**What is asked:** In the material below, list every line carrying the string "noise".

─── Recorded information ───

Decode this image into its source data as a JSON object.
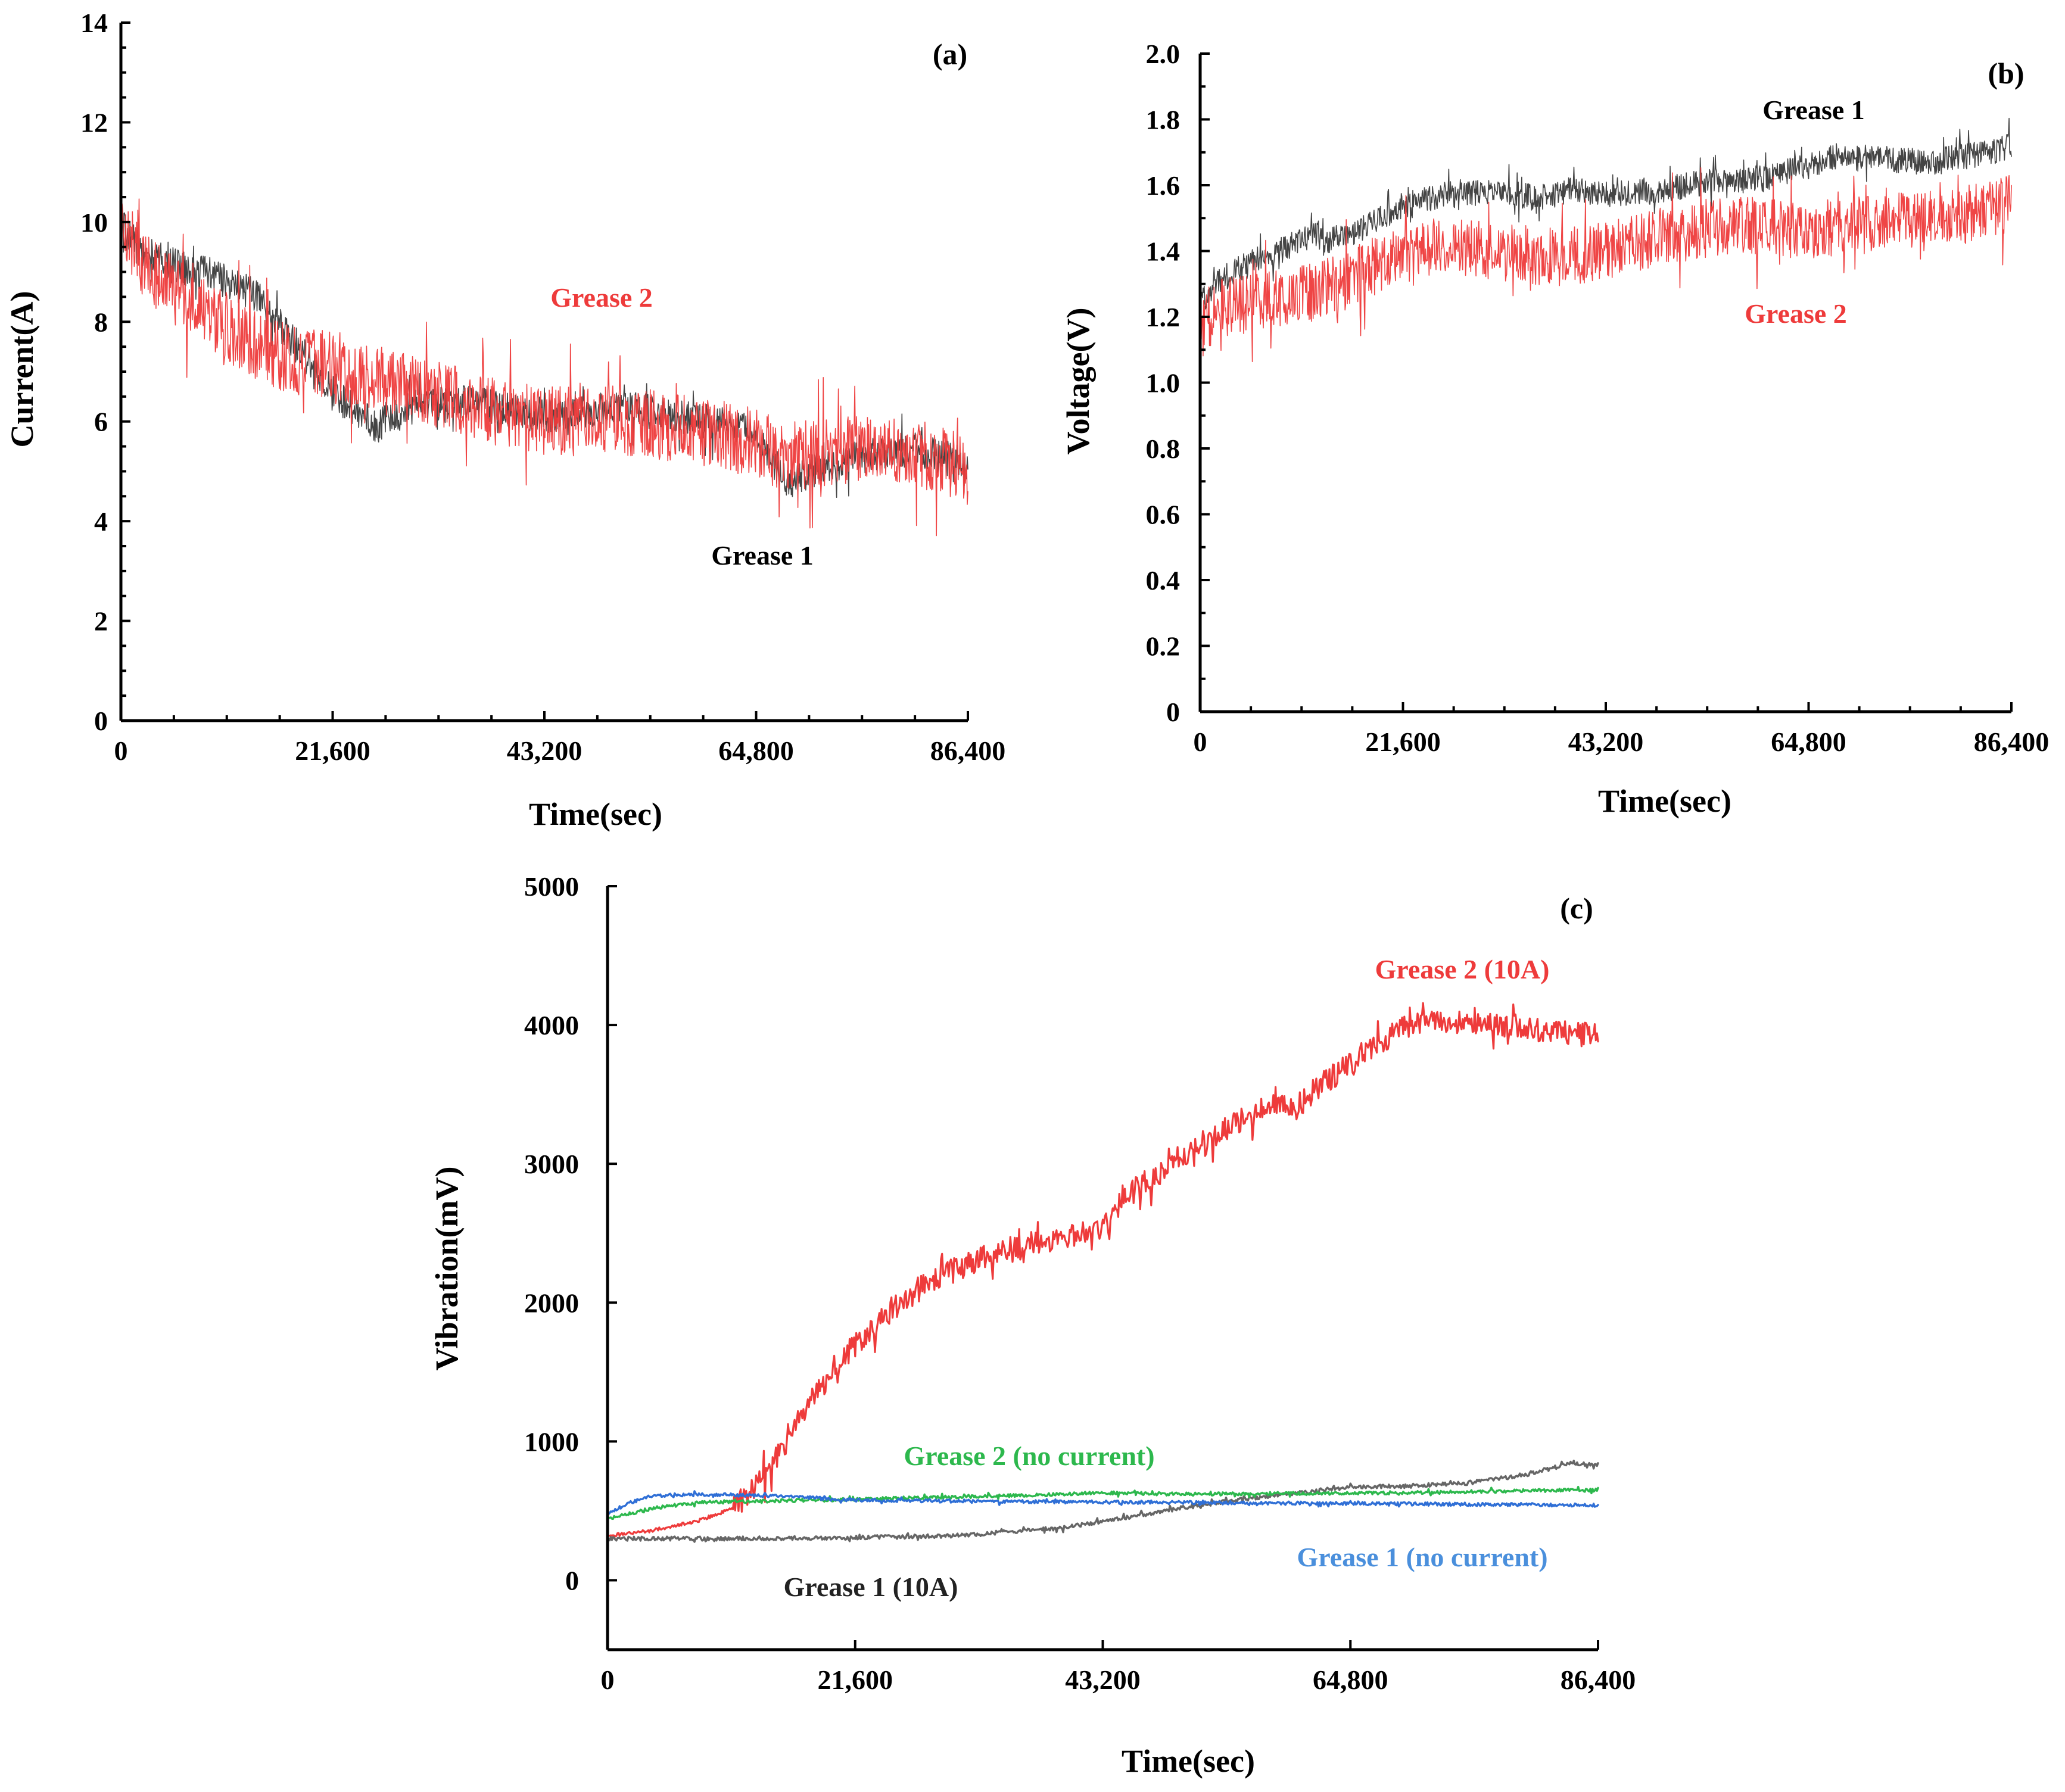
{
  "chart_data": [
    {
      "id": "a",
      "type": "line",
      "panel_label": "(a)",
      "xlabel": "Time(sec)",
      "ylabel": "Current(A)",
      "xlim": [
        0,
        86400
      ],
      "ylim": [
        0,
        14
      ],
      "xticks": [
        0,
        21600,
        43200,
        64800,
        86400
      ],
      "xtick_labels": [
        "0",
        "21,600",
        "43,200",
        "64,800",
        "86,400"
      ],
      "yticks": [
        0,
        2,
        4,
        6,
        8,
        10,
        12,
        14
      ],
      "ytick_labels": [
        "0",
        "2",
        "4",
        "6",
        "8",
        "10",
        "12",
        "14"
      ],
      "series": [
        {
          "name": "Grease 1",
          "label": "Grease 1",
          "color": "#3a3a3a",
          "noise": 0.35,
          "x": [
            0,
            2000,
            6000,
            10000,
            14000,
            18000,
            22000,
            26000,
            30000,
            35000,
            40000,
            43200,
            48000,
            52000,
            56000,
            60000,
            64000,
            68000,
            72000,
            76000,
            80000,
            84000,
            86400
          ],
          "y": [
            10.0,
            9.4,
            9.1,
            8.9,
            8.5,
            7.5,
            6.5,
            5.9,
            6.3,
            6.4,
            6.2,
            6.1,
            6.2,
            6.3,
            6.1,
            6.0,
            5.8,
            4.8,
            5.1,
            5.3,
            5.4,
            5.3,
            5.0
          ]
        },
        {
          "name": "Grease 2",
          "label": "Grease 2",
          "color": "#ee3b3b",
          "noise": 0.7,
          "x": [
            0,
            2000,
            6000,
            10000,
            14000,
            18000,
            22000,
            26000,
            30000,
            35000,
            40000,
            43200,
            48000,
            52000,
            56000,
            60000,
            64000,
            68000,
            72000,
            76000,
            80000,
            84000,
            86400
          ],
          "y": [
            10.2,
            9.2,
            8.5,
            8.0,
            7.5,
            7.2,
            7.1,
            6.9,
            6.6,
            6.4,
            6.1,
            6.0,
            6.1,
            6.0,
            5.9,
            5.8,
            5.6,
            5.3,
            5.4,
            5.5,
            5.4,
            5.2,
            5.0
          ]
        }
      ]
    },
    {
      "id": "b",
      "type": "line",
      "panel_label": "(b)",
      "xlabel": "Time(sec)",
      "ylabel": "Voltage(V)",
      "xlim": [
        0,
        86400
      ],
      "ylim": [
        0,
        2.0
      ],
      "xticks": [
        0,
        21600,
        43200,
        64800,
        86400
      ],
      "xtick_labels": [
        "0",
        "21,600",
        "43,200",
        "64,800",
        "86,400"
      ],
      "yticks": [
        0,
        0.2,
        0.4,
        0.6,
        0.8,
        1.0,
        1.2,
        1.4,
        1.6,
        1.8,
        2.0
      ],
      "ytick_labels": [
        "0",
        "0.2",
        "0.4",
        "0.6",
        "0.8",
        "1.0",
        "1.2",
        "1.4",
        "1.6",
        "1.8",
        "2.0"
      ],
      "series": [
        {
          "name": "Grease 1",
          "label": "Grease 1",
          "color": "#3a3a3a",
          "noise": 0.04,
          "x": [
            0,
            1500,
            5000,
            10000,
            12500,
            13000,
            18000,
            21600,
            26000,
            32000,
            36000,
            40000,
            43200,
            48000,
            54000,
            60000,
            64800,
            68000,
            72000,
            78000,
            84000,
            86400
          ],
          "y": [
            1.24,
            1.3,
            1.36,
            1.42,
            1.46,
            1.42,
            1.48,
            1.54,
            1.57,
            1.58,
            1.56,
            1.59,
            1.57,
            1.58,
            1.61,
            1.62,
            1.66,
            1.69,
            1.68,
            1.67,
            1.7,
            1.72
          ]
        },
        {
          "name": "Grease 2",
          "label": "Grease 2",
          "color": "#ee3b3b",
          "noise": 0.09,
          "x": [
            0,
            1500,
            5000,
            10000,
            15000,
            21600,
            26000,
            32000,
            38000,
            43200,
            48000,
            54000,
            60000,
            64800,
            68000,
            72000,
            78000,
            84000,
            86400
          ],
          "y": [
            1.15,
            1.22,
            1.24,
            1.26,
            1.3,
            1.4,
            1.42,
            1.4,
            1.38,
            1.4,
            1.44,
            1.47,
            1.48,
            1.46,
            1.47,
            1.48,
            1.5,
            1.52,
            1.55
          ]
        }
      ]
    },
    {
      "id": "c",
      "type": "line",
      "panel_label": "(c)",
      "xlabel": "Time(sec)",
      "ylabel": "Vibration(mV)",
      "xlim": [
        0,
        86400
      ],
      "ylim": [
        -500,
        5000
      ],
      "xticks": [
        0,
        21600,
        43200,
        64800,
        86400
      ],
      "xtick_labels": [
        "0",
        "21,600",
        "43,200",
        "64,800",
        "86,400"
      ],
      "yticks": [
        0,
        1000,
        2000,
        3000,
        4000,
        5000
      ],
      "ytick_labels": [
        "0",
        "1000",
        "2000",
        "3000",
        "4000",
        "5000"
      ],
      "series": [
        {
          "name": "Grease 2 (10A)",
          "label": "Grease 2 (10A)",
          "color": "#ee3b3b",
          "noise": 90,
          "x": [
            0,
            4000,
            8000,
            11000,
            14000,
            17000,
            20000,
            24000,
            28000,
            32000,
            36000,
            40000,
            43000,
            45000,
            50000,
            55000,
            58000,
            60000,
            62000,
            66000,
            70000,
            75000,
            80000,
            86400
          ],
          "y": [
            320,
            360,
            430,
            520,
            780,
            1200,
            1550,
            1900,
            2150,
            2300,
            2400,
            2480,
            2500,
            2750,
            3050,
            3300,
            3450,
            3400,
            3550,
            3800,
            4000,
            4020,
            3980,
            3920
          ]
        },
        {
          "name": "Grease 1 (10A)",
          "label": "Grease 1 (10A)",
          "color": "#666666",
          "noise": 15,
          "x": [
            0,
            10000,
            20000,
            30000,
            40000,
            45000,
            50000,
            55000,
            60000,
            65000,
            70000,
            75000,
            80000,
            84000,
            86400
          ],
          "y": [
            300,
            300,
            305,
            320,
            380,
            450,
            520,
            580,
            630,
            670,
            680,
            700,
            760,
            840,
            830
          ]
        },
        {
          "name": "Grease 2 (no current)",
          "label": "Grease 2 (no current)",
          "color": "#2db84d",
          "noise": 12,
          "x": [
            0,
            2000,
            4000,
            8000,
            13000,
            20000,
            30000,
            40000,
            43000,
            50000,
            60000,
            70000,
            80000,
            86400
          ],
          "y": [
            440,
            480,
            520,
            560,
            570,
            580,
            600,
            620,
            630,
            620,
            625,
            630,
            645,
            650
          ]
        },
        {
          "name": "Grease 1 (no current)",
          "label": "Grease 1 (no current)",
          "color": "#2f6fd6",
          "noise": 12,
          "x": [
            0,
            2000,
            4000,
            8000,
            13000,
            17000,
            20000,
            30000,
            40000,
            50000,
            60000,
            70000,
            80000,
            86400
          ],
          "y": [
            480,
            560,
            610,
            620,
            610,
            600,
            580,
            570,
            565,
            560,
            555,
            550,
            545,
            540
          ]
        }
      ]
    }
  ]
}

───
─── Recorded information ───

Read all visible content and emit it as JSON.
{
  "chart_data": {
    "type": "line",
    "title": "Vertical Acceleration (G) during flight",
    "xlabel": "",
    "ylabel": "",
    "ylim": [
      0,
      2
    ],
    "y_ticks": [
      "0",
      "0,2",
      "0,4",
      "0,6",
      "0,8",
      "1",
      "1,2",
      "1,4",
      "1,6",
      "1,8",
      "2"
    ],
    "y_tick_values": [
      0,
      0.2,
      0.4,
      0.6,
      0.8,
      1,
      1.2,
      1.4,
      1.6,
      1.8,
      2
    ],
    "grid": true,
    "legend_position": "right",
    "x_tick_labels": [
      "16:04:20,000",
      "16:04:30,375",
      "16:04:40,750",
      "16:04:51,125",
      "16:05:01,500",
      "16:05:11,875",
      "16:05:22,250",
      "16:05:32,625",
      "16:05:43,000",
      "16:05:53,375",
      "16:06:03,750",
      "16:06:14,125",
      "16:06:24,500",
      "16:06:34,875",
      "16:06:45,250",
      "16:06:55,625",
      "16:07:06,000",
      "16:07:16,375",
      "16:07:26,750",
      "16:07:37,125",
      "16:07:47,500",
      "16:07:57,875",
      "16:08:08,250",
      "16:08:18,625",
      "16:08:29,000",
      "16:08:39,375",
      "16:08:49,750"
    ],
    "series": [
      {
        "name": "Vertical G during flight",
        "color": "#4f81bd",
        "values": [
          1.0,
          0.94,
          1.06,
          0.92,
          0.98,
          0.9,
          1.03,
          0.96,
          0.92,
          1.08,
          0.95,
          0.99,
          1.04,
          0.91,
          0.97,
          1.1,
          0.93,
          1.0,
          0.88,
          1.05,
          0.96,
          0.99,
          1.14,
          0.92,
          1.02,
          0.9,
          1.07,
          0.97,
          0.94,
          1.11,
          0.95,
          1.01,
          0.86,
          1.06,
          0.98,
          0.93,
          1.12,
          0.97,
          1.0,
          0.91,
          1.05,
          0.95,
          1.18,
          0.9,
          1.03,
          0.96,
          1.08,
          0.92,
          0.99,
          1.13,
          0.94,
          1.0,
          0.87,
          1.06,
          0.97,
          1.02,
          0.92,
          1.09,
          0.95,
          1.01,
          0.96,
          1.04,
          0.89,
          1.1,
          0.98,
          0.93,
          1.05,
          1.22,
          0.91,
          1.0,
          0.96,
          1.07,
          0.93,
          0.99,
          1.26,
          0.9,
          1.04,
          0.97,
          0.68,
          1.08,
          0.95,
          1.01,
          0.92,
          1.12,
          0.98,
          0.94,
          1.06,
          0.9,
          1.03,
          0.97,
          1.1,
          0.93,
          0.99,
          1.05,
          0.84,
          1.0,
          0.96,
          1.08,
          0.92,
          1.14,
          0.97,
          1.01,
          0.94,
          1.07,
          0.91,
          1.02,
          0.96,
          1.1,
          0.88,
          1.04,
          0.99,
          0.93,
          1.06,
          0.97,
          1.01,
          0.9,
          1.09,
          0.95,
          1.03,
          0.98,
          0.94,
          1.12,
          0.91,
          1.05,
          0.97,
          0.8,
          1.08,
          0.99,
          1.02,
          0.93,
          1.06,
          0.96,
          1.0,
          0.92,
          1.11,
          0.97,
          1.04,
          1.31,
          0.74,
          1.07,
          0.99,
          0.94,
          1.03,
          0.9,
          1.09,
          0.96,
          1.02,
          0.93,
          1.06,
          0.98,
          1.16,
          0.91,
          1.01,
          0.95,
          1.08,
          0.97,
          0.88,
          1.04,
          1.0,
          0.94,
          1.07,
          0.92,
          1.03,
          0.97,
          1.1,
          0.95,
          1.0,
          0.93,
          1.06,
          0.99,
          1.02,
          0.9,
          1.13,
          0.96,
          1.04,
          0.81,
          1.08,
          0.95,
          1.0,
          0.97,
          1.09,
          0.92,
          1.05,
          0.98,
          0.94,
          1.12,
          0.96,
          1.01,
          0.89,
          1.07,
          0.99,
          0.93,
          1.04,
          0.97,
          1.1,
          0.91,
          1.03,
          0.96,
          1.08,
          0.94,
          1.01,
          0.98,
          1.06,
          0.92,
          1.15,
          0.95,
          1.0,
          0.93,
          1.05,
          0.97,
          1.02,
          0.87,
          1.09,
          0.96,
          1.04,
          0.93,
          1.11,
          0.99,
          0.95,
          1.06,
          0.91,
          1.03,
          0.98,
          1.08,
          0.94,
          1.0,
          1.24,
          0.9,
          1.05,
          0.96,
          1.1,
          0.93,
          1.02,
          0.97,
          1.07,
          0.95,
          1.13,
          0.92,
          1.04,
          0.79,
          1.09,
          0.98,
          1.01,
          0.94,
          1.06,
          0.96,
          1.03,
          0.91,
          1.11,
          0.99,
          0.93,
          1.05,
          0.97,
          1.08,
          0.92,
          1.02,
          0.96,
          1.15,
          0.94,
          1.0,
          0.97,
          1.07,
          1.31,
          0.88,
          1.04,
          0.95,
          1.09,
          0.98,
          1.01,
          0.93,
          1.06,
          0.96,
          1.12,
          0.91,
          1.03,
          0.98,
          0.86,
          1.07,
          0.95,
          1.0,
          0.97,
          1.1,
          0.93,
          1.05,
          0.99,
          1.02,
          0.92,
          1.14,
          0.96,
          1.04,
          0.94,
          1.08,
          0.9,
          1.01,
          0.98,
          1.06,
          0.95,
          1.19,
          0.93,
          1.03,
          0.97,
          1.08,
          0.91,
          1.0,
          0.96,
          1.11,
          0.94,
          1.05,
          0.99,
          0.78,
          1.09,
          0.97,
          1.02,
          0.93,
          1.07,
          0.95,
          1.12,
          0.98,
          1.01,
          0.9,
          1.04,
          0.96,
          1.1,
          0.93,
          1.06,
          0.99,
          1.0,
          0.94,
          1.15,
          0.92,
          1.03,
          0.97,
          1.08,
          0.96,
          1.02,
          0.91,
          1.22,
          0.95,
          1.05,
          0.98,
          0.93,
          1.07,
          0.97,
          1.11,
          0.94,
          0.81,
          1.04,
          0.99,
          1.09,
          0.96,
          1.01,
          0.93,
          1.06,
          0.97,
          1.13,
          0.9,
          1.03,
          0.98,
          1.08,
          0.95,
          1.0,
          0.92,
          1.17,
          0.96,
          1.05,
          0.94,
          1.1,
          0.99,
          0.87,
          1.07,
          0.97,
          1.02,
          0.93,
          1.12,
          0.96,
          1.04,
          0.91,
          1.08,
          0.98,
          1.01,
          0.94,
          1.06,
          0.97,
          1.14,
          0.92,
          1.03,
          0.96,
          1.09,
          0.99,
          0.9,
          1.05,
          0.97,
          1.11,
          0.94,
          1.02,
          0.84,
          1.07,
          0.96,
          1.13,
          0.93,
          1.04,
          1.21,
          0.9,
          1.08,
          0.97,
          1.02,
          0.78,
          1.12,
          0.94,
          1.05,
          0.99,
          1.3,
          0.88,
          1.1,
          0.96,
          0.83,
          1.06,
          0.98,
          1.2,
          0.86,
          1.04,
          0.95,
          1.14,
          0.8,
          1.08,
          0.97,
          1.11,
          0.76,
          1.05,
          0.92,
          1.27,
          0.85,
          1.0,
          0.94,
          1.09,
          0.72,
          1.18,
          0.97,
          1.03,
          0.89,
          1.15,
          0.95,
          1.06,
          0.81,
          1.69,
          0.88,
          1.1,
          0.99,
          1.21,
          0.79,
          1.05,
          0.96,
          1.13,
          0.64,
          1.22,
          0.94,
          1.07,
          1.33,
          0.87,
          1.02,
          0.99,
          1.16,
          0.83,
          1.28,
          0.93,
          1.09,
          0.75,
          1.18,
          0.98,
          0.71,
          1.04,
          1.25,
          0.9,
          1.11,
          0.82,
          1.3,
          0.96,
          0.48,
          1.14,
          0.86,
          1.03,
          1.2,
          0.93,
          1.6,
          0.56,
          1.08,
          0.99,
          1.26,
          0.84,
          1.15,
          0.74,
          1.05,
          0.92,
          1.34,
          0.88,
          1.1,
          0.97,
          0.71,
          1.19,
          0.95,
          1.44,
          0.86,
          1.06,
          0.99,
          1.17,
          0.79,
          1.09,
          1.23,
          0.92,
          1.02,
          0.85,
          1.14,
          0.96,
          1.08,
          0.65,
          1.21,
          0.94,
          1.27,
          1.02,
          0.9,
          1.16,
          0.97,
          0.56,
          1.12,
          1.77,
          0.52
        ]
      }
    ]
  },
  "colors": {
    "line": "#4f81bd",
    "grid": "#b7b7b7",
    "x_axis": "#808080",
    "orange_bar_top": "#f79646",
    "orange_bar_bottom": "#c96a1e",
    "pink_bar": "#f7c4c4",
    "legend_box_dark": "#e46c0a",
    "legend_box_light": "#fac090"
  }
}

───

**Result:**
          "noise": 0.35,
          "noise": 0.7,
          "noise": 0.04,
          "noise": 0.09,
          "noise": 90,
          "noise": 15,
          "noise": 12,
          "noise": 12,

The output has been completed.